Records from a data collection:
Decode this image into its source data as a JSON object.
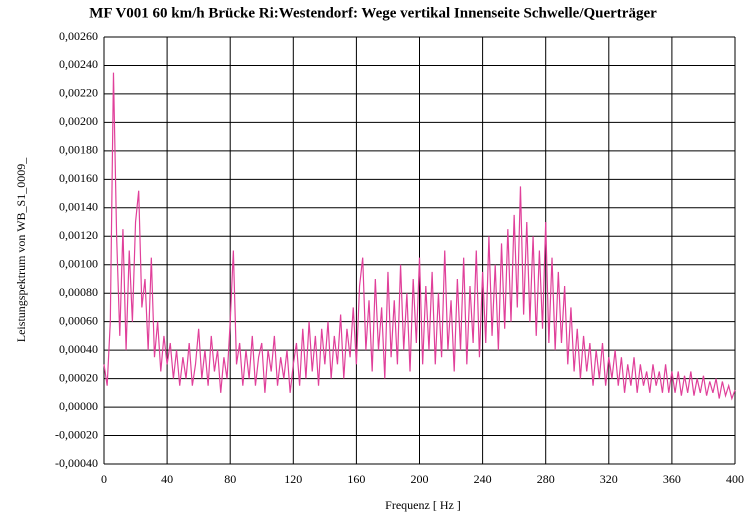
{
  "chart_data": {
    "type": "line",
    "title": "MF V001 60 km/h Brücke Ri:Westendorf: Wege vertikal Innenseite Schwelle/Querträger",
    "x_label": "Frequenz [ Hz ]",
    "y_label": "Leistungspektrum von WB_S1_0009_",
    "xlim": [
      0,
      400
    ],
    "xticks": [
      0,
      40,
      80,
      120,
      160,
      200,
      240,
      280,
      320,
      360,
      400
    ],
    "ylim": [
      -0.0004,
      0.0026
    ],
    "yticks": [
      {
        "value": -0.0004,
        "label": "-0,00040"
      },
      {
        "value": -0.0002,
        "label": "-0,00020"
      },
      {
        "value": 0,
        "label": "0,00000"
      },
      {
        "value": 0.0002,
        "label": "0,00020"
      },
      {
        "value": 0.0004,
        "label": "0,00040"
      },
      {
        "value": 0.0006,
        "label": "0,00060"
      },
      {
        "value": 0.0008,
        "label": "0,00080"
      },
      {
        "value": 0.001,
        "label": "0,00100"
      },
      {
        "value": 0.0012,
        "label": "0,00120"
      },
      {
        "value": 0.0014,
        "label": "0,00140"
      },
      {
        "value": 0.0016,
        "label": "0,00160"
      },
      {
        "value": 0.0018,
        "label": "0,00180"
      },
      {
        "value": 0.002,
        "label": "0,00200"
      },
      {
        "value": 0.0022,
        "label": "0,00220"
      },
      {
        "value": 0.0024,
        "label": "0,00240"
      },
      {
        "value": 0.0026,
        "label": "0,00260"
      }
    ],
    "grid": true,
    "series": [
      {
        "color": "#e0409a",
        "x": [
          0,
          2,
          4,
          6,
          8,
          10,
          12,
          14,
          16,
          18,
          20,
          22,
          24,
          26,
          28,
          30,
          32,
          34,
          36,
          38,
          40,
          42,
          44,
          46,
          48,
          50,
          52,
          54,
          56,
          58,
          60,
          62,
          64,
          66,
          68,
          70,
          72,
          74,
          76,
          78,
          80,
          82,
          84,
          86,
          88,
          90,
          92,
          94,
          96,
          98,
          100,
          102,
          104,
          106,
          108,
          110,
          112,
          114,
          116,
          118,
          120,
          122,
          124,
          126,
          128,
          130,
          132,
          134,
          136,
          138,
          140,
          142,
          144,
          146,
          148,
          150,
          152,
          154,
          156,
          158,
          160,
          162,
          164,
          166,
          168,
          170,
          172,
          174,
          176,
          178,
          180,
          182,
          184,
          186,
          188,
          190,
          192,
          194,
          196,
          198,
          200,
          202,
          204,
          206,
          208,
          210,
          212,
          214,
          216,
          218,
          220,
          222,
          224,
          226,
          228,
          230,
          232,
          234,
          236,
          238,
          240,
          242,
          244,
          246,
          248,
          250,
          252,
          254,
          256,
          258,
          260,
          262,
          264,
          266,
          268,
          270,
          272,
          274,
          276,
          278,
          280,
          282,
          284,
          286,
          288,
          290,
          292,
          294,
          296,
          298,
          300,
          302,
          304,
          306,
          308,
          310,
          312,
          314,
          316,
          318,
          320,
          322,
          324,
          326,
          328,
          330,
          332,
          334,
          336,
          338,
          340,
          342,
          344,
          346,
          348,
          350,
          352,
          354,
          356,
          358,
          360,
          362,
          364,
          366,
          368,
          370,
          372,
          374,
          376,
          378,
          380,
          382,
          384,
          386,
          388,
          390,
          392,
          394,
          396,
          398,
          400
        ],
        "values": [
          0.0003,
          0.00015,
          0.0006,
          0.00235,
          0.0012,
          0.0005,
          0.00125,
          0.0004,
          0.0011,
          0.0006,
          0.0013,
          0.00152,
          0.0007,
          0.0009,
          0.0004,
          0.00105,
          0.00035,
          0.0006,
          0.00025,
          0.0005,
          0.0003,
          0.00045,
          0.0002,
          0.0004,
          0.00015,
          0.00035,
          0.0002,
          0.00045,
          0.00015,
          0.0003,
          0.00055,
          0.0002,
          0.0004,
          0.00015,
          0.0005,
          0.00025,
          0.0004,
          0.0001,
          0.00035,
          0.0002,
          0.0006,
          0.0011,
          0.0003,
          0.00045,
          0.00015,
          0.0004,
          0.0002,
          0.0005,
          0.00015,
          0.00035,
          0.00045,
          0.0001,
          0.0004,
          0.00025,
          0.0005,
          0.00015,
          0.00035,
          0.0002,
          0.0004,
          0.0001,
          0.0003,
          0.00045,
          0.00015,
          0.00055,
          0.0002,
          0.0006,
          0.00025,
          0.0005,
          0.00015,
          0.00055,
          0.0003,
          0.0006,
          0.0002,
          0.0005,
          0.0003,
          0.00065,
          0.0002,
          0.00055,
          0.00035,
          0.0007,
          0.0003,
          0.00085,
          0.00105,
          0.0004,
          0.00075,
          0.00025,
          0.0009,
          0.0004,
          0.0007,
          0.0002,
          0.00095,
          0.00035,
          0.00075,
          0.0003,
          0.001,
          0.0004,
          0.0008,
          0.00025,
          0.0009,
          0.00045,
          0.00105,
          0.0003,
          0.00085,
          0.0004,
          0.00095,
          0.0003,
          0.0008,
          0.00035,
          0.0011,
          0.0004,
          0.00075,
          0.00025,
          0.0009,
          0.0004,
          0.00105,
          0.0003,
          0.00085,
          0.00045,
          0.0011,
          0.00035,
          0.00095,
          0.00045,
          0.0012,
          0.0005,
          0.001,
          0.0004,
          0.00115,
          0.00055,
          0.00125,
          0.0006,
          0.00135,
          0.0007,
          0.00155,
          0.00065,
          0.0013,
          0.0006,
          0.0012,
          0.0005,
          0.0011,
          0.00055,
          0.0013,
          0.00045,
          0.00105,
          0.0004,
          0.00095,
          0.00045,
          0.00085,
          0.0003,
          0.0007,
          0.00025,
          0.00055,
          0.0002,
          0.0005,
          0.00025,
          0.00045,
          0.00015,
          0.0004,
          0.0002,
          0.00045,
          0.00015,
          0.00035,
          0.0002,
          0.0004,
          0.00015,
          0.00035,
          0.0001,
          0.0003,
          0.00015,
          0.00035,
          0.0001,
          0.0003,
          0.00015,
          0.00025,
          0.0001,
          0.0003,
          0.00015,
          0.00025,
          0.0001,
          0.0003,
          0.0001,
          0.00025,
          0.0001,
          0.00025,
          8e-05,
          0.00022,
          0.0001,
          0.00025,
          8e-05,
          0.0002,
          0.0001,
          0.00022,
          8e-05,
          0.00018,
          0.0001,
          0.0002,
          6e-05,
          0.00018,
          8e-05,
          0.00015,
          6e-05,
          0.00012
        ]
      }
    ]
  }
}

#### EXERCISE DESCRIPTION:
Repeat the preceding records precisely, and leave every picture out of the copy.

#### WORKED ANSWER:
Decode this image into its source data as a JSON object.
{
  "chart_data": {
    "type": "line",
    "title": "MF V001 60 km/h Brücke Ri:Westendorf: Wege vertikal Innenseite Schwelle/Querträger",
    "x_label": "Frequenz [ Hz ]",
    "y_label": "Leistungspektrum von WB_S1_0009_",
    "xlim": [
      0,
      400
    ],
    "xticks": [
      0,
      40,
      80,
      120,
      160,
      200,
      240,
      280,
      320,
      360,
      400
    ],
    "ylim": [
      -0.0004,
      0.0026
    ],
    "yticks": [
      {
        "value": -0.0004,
        "label": "-0,00040"
      },
      {
        "value": -0.0002,
        "label": "-0,00020"
      },
      {
        "value": 0,
        "label": "0,00000"
      },
      {
        "value": 0.0002,
        "label": "0,00020"
      },
      {
        "value": 0.0004,
        "label": "0,00040"
      },
      {
        "value": 0.0006,
        "label": "0,00060"
      },
      {
        "value": 0.0008,
        "label": "0,00080"
      },
      {
        "value": 0.001,
        "label": "0,00100"
      },
      {
        "value": 0.0012,
        "label": "0,00120"
      },
      {
        "value": 0.0014,
        "label": "0,00140"
      },
      {
        "value": 0.0016,
        "label": "0,00160"
      },
      {
        "value": 0.0018,
        "label": "0,00180"
      },
      {
        "value": 0.002,
        "label": "0,00200"
      },
      {
        "value": 0.0022,
        "label": "0,00220"
      },
      {
        "value": 0.0024,
        "label": "0,00240"
      },
      {
        "value": 0.0026,
        "label": "0,00260"
      }
    ],
    "grid": true,
    "series": [
      {
        "color": "#e0409a",
        "x": [
          0,
          2,
          4,
          6,
          8,
          10,
          12,
          14,
          16,
          18,
          20,
          22,
          24,
          26,
          28,
          30,
          32,
          34,
          36,
          38,
          40,
          42,
          44,
          46,
          48,
          50,
          52,
          54,
          56,
          58,
          60,
          62,
          64,
          66,
          68,
          70,
          72,
          74,
          76,
          78,
          80,
          82,
          84,
          86,
          88,
          90,
          92,
          94,
          96,
          98,
          100,
          102,
          104,
          106,
          108,
          110,
          112,
          114,
          116,
          118,
          120,
          122,
          124,
          126,
          128,
          130,
          132,
          134,
          136,
          138,
          140,
          142,
          144,
          146,
          148,
          150,
          152,
          154,
          156,
          158,
          160,
          162,
          164,
          166,
          168,
          170,
          172,
          174,
          176,
          178,
          180,
          182,
          184,
          186,
          188,
          190,
          192,
          194,
          196,
          198,
          200,
          202,
          204,
          206,
          208,
          210,
          212,
          214,
          216,
          218,
          220,
          222,
          224,
          226,
          228,
          230,
          232,
          234,
          236,
          238,
          240,
          242,
          244,
          246,
          248,
          250,
          252,
          254,
          256,
          258,
          260,
          262,
          264,
          266,
          268,
          270,
          272,
          274,
          276,
          278,
          280,
          282,
          284,
          286,
          288,
          290,
          292,
          294,
          296,
          298,
          300,
          302,
          304,
          306,
          308,
          310,
          312,
          314,
          316,
          318,
          320,
          322,
          324,
          326,
          328,
          330,
          332,
          334,
          336,
          338,
          340,
          342,
          344,
          346,
          348,
          350,
          352,
          354,
          356,
          358,
          360,
          362,
          364,
          366,
          368,
          370,
          372,
          374,
          376,
          378,
          380,
          382,
          384,
          386,
          388,
          390,
          392,
          394,
          396,
          398,
          400
        ],
        "values": [
          0.0003,
          0.00015,
          0.0006,
          0.00235,
          0.0012,
          0.0005,
          0.00125,
          0.0004,
          0.0011,
          0.0006,
          0.0013,
          0.00152,
          0.0007,
          0.0009,
          0.0004,
          0.00105,
          0.00035,
          0.0006,
          0.00025,
          0.0005,
          0.0003,
          0.00045,
          0.0002,
          0.0004,
          0.00015,
          0.00035,
          0.0002,
          0.00045,
          0.00015,
          0.0003,
          0.00055,
          0.0002,
          0.0004,
          0.00015,
          0.0005,
          0.00025,
          0.0004,
          0.0001,
          0.00035,
          0.0002,
          0.0006,
          0.0011,
          0.0003,
          0.00045,
          0.00015,
          0.0004,
          0.0002,
          0.0005,
          0.00015,
          0.00035,
          0.00045,
          0.0001,
          0.0004,
          0.00025,
          0.0005,
          0.00015,
          0.00035,
          0.0002,
          0.0004,
          0.0001,
          0.0003,
          0.00045,
          0.00015,
          0.00055,
          0.0002,
          0.0006,
          0.00025,
          0.0005,
          0.00015,
          0.00055,
          0.0003,
          0.0006,
          0.0002,
          0.0005,
          0.0003,
          0.00065,
          0.0002,
          0.00055,
          0.00035,
          0.0007,
          0.0003,
          0.00085,
          0.00105,
          0.0004,
          0.00075,
          0.00025,
          0.0009,
          0.0004,
          0.0007,
          0.0002,
          0.00095,
          0.00035,
          0.00075,
          0.0003,
          0.001,
          0.0004,
          0.0008,
          0.00025,
          0.0009,
          0.00045,
          0.00105,
          0.0003,
          0.00085,
          0.0004,
          0.00095,
          0.0003,
          0.0008,
          0.00035,
          0.0011,
          0.0004,
          0.00075,
          0.00025,
          0.0009,
          0.0004,
          0.00105,
          0.0003,
          0.00085,
          0.00045,
          0.0011,
          0.00035,
          0.00095,
          0.00045,
          0.0012,
          0.0005,
          0.001,
          0.0004,
          0.00115,
          0.00055,
          0.00125,
          0.0006,
          0.00135,
          0.0007,
          0.00155,
          0.00065,
          0.0013,
          0.0006,
          0.0012,
          0.0005,
          0.0011,
          0.00055,
          0.0013,
          0.00045,
          0.00105,
          0.0004,
          0.00095,
          0.00045,
          0.00085,
          0.0003,
          0.0007,
          0.00025,
          0.00055,
          0.0002,
          0.0005,
          0.00025,
          0.00045,
          0.00015,
          0.0004,
          0.0002,
          0.00045,
          0.00015,
          0.00035,
          0.0002,
          0.0004,
          0.00015,
          0.00035,
          0.0001,
          0.0003,
          0.00015,
          0.00035,
          0.0001,
          0.0003,
          0.00015,
          0.00025,
          0.0001,
          0.0003,
          0.00015,
          0.00025,
          0.0001,
          0.0003,
          0.0001,
          0.00025,
          0.0001,
          0.00025,
          8e-05,
          0.00022,
          0.0001,
          0.00025,
          8e-05,
          0.0002,
          0.0001,
          0.00022,
          8e-05,
          0.00018,
          0.0001,
          0.0002,
          6e-05,
          0.00018,
          8e-05,
          0.00015,
          6e-05,
          0.00012
        ]
      }
    ]
  }
}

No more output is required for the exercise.